(Recorded data)
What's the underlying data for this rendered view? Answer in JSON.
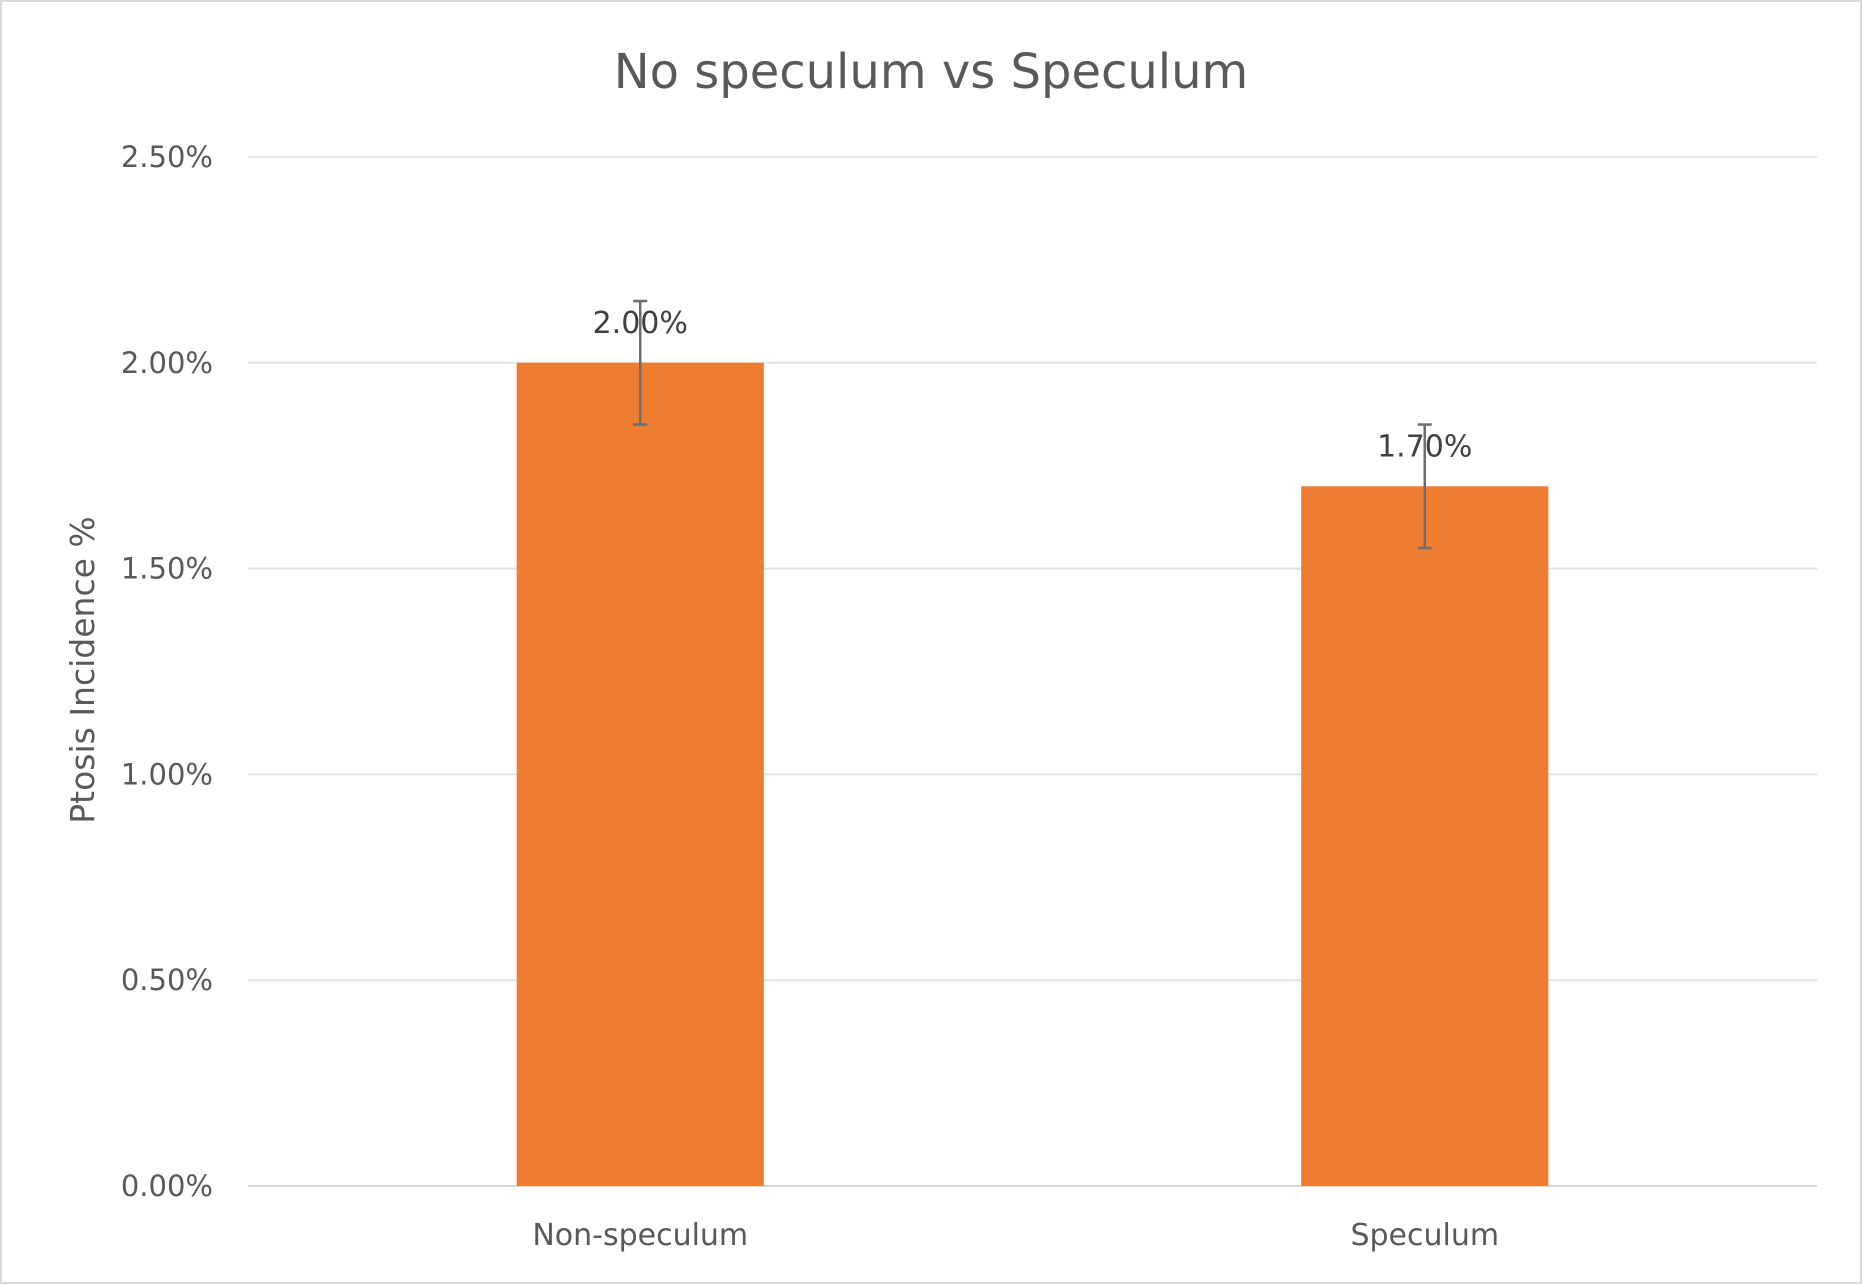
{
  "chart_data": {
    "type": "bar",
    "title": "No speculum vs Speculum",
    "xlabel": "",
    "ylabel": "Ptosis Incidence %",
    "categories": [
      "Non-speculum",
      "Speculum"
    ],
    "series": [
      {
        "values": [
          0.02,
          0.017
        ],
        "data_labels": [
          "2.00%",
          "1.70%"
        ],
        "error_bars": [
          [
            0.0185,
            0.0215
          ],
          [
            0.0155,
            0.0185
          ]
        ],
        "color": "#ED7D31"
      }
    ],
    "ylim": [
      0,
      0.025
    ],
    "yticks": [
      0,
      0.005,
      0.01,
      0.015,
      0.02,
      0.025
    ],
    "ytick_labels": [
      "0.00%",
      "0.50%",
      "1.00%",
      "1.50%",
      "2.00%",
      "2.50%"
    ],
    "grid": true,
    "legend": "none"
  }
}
--
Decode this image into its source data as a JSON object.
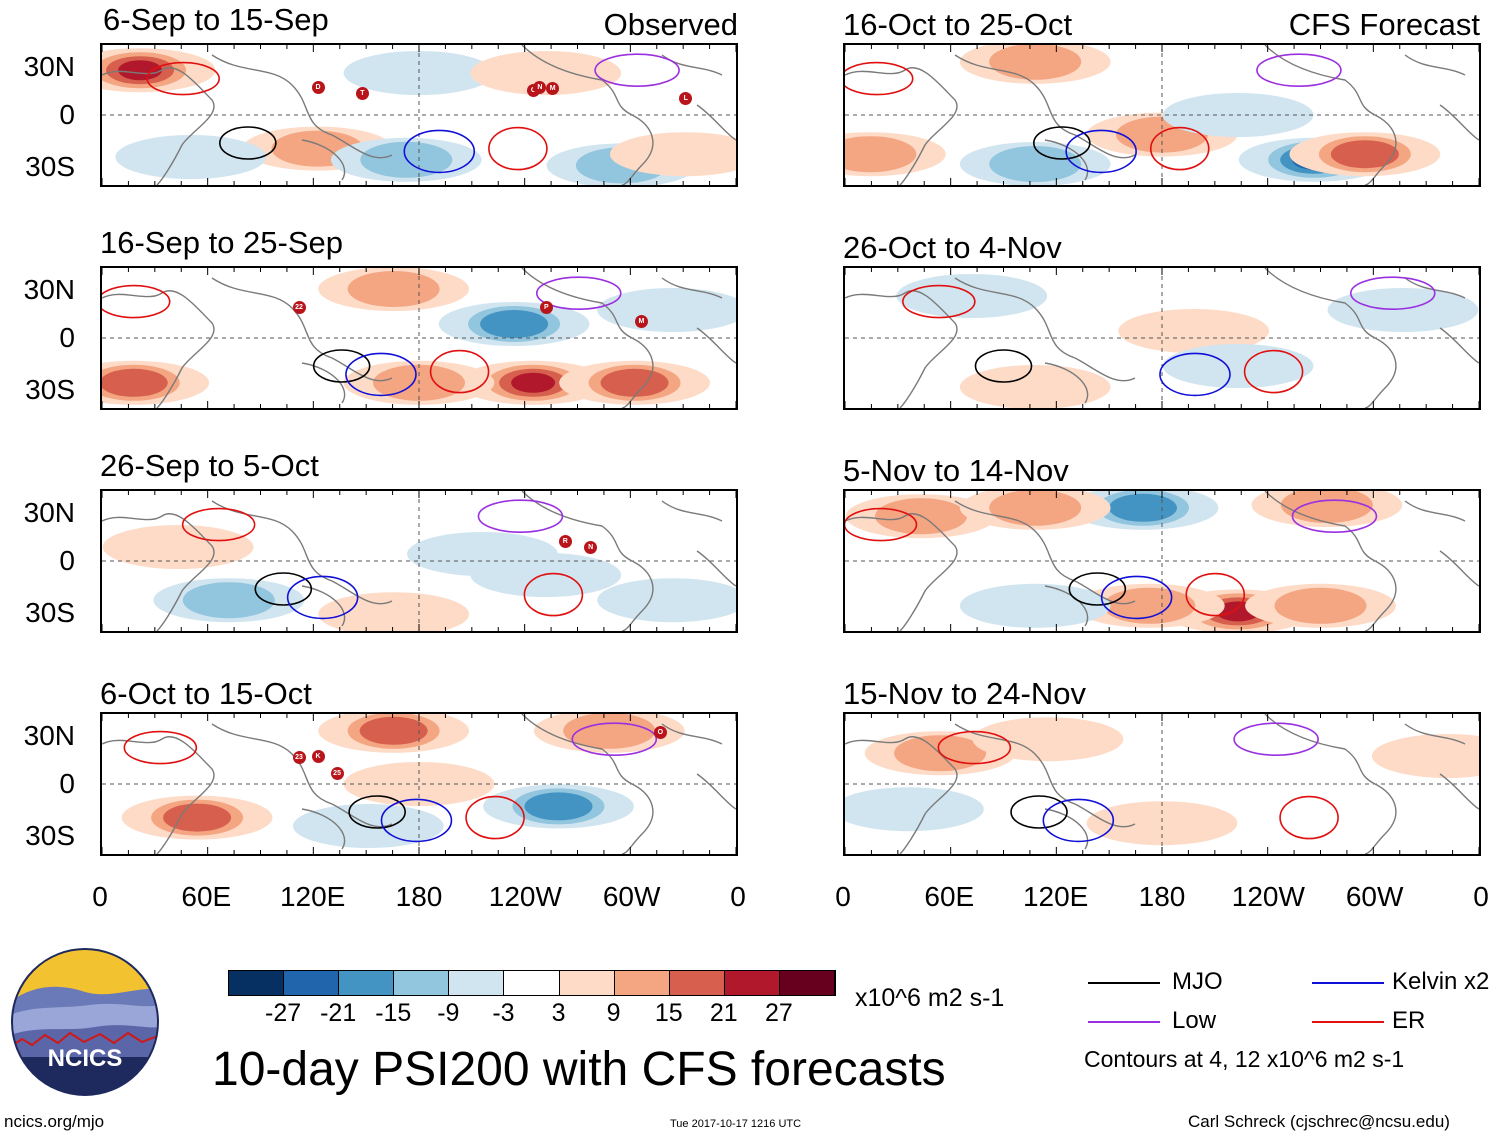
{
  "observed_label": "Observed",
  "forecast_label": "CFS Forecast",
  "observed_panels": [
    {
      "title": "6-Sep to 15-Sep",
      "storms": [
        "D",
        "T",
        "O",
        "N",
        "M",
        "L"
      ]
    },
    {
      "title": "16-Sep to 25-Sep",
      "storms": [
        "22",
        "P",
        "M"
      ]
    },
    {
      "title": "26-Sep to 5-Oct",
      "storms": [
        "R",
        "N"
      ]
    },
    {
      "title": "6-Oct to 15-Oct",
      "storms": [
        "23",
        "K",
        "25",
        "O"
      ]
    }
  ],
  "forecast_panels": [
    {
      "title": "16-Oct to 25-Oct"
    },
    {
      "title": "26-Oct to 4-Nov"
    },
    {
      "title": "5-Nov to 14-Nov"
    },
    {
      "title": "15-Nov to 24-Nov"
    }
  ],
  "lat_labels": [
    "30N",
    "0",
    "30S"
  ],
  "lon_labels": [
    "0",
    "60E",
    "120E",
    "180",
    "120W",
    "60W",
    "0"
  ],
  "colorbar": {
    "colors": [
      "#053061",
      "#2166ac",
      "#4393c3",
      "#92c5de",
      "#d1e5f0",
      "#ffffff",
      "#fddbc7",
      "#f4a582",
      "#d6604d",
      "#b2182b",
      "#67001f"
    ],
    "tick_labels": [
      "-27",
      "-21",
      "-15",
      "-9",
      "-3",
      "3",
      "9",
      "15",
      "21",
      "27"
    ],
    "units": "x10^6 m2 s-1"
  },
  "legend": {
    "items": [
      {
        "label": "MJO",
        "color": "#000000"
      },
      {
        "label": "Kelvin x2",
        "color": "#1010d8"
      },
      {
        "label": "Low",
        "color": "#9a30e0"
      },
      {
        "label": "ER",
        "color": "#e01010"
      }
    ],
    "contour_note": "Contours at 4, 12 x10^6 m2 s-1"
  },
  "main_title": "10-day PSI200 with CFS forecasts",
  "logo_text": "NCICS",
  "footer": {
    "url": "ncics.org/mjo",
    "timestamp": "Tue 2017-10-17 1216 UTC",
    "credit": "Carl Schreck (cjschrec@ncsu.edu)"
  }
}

Exercise prompt:
Copy every line above that includes the string "this".

Finished exercise:
What's the underlying data for this rendered view? Answer in JSON.
Decode this image into its source data as a JSON object.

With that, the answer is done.